(EXERCISE DETAILS)
In the listing that follows, count each line where the word "caso" appears; write nothing but the count.

(ENTRIES PROVIDED)
==*==

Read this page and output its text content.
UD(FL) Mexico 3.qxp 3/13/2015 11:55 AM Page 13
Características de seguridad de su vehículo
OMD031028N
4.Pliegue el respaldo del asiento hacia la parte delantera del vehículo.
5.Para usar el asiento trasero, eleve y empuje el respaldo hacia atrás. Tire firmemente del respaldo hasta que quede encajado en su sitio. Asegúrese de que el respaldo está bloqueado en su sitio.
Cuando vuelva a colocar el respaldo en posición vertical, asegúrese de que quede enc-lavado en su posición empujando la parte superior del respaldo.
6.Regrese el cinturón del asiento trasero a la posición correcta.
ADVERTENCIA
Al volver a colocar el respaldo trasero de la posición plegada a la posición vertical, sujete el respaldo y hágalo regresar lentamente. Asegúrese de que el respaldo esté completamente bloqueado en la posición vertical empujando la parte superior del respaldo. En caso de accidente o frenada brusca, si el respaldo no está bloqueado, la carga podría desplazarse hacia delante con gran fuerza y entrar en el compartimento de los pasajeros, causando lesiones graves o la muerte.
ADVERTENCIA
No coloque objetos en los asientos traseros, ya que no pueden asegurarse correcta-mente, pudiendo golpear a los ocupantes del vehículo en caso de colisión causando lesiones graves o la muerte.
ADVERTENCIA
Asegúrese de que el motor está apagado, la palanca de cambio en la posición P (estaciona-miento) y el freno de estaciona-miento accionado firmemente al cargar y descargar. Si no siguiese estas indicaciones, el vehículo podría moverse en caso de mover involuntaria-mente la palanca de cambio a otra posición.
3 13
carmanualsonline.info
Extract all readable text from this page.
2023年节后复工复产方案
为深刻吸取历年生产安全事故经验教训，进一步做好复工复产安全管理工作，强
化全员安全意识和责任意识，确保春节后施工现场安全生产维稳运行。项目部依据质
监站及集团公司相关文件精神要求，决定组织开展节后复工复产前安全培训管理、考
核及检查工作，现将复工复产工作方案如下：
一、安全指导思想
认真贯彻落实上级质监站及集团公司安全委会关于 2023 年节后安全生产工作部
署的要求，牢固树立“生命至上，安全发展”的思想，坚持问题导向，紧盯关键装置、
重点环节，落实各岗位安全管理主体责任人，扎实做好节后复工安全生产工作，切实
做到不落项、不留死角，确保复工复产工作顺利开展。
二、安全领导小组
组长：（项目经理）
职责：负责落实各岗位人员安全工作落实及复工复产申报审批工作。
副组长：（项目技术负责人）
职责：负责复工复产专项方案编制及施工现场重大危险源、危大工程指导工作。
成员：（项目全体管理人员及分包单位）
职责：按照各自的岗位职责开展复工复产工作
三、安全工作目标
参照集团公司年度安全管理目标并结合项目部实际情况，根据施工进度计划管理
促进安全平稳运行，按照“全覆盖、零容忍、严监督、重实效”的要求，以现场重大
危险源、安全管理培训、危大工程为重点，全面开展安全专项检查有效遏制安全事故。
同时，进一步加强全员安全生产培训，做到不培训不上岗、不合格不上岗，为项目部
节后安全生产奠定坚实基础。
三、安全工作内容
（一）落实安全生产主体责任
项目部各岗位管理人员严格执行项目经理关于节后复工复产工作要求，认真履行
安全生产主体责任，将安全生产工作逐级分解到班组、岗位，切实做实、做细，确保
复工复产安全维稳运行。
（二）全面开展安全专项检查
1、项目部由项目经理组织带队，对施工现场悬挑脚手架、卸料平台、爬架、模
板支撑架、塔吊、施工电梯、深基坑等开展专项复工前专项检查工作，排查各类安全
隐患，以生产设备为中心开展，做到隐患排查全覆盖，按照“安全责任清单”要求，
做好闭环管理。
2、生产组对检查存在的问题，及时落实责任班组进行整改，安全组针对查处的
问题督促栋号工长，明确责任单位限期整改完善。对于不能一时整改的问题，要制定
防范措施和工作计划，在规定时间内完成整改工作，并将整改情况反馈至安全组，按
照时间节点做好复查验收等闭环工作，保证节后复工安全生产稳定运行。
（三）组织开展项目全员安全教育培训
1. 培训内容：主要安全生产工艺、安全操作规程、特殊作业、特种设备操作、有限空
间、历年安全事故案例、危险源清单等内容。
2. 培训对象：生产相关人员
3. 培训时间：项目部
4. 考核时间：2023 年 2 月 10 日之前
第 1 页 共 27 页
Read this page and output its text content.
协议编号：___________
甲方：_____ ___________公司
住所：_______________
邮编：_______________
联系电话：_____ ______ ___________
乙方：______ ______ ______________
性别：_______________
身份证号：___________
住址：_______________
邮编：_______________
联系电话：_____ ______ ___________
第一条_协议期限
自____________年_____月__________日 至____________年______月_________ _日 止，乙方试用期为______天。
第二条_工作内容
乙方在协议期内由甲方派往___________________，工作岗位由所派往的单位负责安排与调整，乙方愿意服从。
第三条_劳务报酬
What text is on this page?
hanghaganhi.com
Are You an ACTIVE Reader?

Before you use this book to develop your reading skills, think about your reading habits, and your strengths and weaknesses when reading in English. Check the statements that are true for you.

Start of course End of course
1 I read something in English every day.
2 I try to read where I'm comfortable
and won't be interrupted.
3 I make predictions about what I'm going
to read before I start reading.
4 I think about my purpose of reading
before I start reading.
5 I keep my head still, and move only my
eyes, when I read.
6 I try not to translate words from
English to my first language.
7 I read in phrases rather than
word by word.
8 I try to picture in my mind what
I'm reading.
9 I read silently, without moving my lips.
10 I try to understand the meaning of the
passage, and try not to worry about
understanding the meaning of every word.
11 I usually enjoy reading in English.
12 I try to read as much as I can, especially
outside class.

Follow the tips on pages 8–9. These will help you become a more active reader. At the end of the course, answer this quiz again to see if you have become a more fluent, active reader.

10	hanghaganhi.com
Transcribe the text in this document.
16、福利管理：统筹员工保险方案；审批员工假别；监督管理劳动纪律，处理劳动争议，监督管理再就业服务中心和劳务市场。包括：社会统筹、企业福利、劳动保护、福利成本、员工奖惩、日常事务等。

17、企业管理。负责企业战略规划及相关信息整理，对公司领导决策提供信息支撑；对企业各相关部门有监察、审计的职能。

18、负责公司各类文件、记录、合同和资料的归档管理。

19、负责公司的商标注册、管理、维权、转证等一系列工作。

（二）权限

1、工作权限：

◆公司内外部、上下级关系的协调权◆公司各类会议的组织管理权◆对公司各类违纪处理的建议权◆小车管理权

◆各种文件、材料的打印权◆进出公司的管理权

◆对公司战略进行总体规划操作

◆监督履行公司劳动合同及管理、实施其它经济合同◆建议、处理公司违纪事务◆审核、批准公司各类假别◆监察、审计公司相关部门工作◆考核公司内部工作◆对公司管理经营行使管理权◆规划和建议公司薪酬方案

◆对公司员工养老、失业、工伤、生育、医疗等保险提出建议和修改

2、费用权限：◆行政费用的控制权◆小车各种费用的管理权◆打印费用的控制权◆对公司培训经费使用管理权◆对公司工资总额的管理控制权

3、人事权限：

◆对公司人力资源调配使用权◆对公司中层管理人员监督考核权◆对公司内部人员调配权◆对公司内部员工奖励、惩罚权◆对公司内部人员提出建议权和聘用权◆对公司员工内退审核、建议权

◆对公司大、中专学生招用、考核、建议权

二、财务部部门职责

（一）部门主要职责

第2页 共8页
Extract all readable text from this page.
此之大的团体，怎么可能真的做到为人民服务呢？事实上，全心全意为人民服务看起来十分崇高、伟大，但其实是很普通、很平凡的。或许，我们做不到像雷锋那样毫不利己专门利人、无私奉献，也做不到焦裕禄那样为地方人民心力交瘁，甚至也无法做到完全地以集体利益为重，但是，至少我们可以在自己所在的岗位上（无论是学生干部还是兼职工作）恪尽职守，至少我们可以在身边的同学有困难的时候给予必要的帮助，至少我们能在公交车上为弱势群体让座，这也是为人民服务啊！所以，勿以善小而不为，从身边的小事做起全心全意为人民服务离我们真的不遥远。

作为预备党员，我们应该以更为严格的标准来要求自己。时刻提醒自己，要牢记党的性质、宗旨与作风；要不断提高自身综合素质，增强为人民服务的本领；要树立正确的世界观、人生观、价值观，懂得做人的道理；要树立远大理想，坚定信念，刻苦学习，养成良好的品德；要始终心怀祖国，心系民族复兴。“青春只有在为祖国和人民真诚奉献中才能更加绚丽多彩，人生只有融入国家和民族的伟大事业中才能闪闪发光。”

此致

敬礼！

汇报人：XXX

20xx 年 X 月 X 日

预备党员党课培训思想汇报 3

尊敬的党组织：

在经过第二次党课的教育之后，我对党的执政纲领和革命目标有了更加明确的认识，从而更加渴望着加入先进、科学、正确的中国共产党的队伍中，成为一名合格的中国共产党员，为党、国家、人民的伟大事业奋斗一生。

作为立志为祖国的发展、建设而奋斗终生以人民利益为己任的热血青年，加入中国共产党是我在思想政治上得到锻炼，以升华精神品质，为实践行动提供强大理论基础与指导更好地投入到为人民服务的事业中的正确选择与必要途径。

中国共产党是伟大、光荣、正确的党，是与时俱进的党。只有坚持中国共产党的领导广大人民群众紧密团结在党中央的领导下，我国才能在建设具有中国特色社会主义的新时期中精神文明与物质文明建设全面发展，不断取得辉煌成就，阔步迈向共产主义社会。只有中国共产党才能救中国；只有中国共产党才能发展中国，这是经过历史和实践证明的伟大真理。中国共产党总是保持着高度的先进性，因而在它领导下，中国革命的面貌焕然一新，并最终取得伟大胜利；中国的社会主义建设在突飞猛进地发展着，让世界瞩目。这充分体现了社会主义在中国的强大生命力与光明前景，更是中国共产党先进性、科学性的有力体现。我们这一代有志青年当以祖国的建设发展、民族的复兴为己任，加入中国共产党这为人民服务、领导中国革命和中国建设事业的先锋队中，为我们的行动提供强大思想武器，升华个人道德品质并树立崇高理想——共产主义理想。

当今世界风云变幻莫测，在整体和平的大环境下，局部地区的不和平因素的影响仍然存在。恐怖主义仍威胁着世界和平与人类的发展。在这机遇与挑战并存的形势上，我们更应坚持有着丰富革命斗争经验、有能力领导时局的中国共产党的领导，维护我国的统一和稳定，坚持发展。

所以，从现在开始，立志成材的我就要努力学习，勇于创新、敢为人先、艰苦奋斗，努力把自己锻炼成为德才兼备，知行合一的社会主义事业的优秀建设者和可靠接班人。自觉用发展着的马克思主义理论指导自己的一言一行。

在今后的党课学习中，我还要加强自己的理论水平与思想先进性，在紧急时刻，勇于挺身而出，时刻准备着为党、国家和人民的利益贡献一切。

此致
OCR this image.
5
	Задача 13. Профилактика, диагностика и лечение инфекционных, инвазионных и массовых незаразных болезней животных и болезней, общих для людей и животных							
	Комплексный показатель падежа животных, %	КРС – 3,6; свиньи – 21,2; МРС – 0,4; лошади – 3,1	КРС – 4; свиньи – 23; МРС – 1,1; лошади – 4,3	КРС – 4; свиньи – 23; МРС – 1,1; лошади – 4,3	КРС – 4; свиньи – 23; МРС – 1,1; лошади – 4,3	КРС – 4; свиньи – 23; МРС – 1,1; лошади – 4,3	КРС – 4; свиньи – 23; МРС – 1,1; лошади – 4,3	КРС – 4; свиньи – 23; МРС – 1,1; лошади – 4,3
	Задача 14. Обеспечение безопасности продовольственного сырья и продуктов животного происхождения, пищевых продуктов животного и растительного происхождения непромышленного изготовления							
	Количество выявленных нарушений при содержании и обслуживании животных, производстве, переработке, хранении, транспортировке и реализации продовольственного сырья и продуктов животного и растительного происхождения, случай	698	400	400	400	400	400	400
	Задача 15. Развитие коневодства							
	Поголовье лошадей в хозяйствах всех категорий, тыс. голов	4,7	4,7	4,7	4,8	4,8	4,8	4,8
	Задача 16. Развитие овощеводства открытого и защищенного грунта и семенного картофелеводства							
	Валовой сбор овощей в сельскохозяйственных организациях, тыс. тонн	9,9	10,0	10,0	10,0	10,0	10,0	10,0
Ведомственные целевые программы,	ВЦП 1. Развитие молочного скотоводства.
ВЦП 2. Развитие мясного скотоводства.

==*==

(THE SOLUTION)
3